Passage shown —
------------------------------------

TNC22: Q-Factor: Real-time data transfer optimization

At TNC22, Jeronimo Beserra’s presentation covered the motivations to tune data-transfer hosts, how the Q-Factor leverages In-band Network Telemetry (INT), the use of Linux socket level information for tuning, and results from tuning network endpoints.

Developers, scientists, and campus IT staff are investing significant effort to facilitate the efficient transfer of large datasets between sites that span long geographic distances. A time-consuming and costly part of the effort is tuning the endpoints of the data transfer. Finding the best combination for data-transfer optimization parameters has a high cost, because the currently applied data-transfer optimization processes are manual, time-consuming, and depend on network conditions. Moreover, manual optimization processes require a broad set of skills and expertise not always available at campuses or network operators.

------------------------------------

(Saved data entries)

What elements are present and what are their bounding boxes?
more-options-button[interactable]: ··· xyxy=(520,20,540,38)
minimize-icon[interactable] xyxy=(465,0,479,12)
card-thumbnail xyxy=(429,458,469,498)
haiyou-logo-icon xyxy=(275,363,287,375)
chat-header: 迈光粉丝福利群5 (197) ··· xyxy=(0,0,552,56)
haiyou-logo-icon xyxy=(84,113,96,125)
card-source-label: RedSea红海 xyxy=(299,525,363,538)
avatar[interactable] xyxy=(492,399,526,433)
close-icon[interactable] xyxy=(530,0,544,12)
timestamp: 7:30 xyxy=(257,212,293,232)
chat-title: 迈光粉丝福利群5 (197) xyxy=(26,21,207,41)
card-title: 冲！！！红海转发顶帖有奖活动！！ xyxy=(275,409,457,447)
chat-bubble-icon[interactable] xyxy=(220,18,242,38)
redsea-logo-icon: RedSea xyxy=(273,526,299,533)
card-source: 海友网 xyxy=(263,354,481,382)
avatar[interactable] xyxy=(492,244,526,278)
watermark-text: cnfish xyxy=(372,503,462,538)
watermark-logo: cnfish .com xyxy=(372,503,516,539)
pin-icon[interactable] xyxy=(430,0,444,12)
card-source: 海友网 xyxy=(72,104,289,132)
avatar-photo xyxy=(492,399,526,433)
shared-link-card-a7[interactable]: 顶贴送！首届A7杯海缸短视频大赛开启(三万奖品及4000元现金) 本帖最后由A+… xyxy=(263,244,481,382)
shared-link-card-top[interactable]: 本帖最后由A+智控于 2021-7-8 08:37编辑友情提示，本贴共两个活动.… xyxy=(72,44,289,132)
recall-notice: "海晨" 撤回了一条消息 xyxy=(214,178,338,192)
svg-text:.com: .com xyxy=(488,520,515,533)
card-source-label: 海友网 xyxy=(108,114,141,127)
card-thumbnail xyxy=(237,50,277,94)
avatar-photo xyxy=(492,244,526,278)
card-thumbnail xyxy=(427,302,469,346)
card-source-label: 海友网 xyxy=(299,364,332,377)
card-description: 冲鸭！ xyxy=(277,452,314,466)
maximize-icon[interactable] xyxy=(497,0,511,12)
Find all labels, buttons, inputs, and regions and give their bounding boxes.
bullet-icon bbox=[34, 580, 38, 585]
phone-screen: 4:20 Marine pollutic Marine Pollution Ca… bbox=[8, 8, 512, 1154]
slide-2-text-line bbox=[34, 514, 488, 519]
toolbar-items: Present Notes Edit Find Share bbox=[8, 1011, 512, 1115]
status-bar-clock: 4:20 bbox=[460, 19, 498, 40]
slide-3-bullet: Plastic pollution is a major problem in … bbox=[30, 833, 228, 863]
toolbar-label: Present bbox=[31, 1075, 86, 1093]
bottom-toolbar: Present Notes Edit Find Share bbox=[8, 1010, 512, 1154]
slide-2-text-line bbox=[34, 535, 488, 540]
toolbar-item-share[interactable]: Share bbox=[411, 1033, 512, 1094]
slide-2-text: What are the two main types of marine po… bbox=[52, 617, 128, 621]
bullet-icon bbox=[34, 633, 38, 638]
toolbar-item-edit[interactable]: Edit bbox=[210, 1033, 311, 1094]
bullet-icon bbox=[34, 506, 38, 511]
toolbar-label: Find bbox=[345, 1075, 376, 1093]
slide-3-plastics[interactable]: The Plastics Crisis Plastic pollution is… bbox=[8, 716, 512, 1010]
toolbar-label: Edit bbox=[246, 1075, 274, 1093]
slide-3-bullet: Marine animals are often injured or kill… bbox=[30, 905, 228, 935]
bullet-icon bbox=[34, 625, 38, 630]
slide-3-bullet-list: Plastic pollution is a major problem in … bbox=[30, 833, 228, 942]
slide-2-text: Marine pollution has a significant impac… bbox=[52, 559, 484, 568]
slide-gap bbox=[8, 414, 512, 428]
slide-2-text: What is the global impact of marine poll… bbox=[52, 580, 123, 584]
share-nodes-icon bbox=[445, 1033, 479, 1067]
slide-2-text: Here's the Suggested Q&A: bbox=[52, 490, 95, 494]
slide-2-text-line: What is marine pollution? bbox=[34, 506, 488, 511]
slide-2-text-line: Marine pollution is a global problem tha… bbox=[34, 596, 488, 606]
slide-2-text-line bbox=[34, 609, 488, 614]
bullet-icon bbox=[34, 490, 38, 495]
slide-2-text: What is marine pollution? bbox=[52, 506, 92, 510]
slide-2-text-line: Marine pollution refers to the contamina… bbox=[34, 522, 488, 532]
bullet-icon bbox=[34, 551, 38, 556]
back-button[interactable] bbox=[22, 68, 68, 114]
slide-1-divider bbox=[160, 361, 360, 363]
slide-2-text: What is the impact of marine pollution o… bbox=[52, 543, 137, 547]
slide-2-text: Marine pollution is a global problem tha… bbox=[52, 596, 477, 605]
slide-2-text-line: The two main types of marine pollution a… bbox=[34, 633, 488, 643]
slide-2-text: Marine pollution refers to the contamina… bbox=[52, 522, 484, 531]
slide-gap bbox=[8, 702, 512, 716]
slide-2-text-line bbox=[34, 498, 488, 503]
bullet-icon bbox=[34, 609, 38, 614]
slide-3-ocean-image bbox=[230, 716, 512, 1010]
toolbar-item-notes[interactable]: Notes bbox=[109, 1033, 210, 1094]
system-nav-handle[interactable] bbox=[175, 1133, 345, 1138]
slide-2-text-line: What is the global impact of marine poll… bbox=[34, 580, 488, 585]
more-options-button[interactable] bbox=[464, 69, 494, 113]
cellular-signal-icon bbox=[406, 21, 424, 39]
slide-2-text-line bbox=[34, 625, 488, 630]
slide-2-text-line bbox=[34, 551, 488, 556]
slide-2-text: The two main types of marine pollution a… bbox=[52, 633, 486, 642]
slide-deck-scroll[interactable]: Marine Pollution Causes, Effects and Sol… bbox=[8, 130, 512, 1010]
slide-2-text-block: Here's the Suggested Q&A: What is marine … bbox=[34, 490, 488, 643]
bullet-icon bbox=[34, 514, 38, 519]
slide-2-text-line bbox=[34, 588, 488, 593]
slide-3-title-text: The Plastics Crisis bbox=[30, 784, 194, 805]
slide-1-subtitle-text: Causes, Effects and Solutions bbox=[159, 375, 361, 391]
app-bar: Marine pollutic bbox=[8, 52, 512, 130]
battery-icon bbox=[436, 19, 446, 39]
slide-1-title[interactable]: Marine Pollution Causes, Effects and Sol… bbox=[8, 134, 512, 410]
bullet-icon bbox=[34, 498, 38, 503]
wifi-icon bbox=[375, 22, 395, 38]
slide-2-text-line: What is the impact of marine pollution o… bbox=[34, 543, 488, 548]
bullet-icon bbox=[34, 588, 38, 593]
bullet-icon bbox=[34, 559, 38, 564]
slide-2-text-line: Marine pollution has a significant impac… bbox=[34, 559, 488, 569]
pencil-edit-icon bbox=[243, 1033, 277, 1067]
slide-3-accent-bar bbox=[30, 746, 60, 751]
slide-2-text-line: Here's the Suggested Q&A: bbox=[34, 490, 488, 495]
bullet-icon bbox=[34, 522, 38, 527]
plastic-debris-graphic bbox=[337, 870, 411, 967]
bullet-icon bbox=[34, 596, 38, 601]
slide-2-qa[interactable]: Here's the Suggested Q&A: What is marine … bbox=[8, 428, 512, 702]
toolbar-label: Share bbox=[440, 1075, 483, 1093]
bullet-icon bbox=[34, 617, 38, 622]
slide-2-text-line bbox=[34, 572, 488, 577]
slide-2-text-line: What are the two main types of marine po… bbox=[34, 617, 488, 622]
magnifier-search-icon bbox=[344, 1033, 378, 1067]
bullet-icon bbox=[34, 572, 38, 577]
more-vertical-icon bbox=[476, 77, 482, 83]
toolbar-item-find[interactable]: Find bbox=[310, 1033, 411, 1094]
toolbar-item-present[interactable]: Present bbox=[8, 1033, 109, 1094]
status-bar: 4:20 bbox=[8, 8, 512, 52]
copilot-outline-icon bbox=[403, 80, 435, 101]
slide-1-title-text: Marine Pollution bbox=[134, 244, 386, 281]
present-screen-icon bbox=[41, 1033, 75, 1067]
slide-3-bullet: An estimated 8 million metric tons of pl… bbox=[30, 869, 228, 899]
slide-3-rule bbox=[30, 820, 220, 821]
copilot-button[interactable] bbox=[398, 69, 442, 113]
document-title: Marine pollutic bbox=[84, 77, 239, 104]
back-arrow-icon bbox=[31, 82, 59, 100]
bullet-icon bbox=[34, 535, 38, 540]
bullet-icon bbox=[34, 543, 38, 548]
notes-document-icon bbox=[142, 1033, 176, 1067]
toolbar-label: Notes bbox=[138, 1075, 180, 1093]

------------------------------------

Set of tasks —
a) According to the Q-Factor passage, what does the Q-Factor leverage?
b) Transcribe the Q-Factor passage starting with "At TNC22, Jeronimo" and going on through "or network operators.".

Solved tasks —
a) In-band Network Telemetry (INT).

b)
At TNC22, Jeronimo Beserra’s presentation covered the motivations to tune data-transfer hosts, how the Q-Factor leverages In-band Network Telemetry (INT), the use of Linux socket level information for tuning, and results from tuning network endpoints.

Developers, scientists, and campus IT staff are investing significant effort to facilitate the efficient transfer of large datasets between sites that span long geographic distances. A time-consuming and costly part of the effort is tuning the endpoints of the data transfer. Finding the best combination for data-transfer optimization parameters has a high cost, because the currently applied data-transfer optimization processes are manual, time-consuming, and depend on network conditions. Moreover, manual optimization processes require a broad set of skills and expertise not always available at campuses or network operators.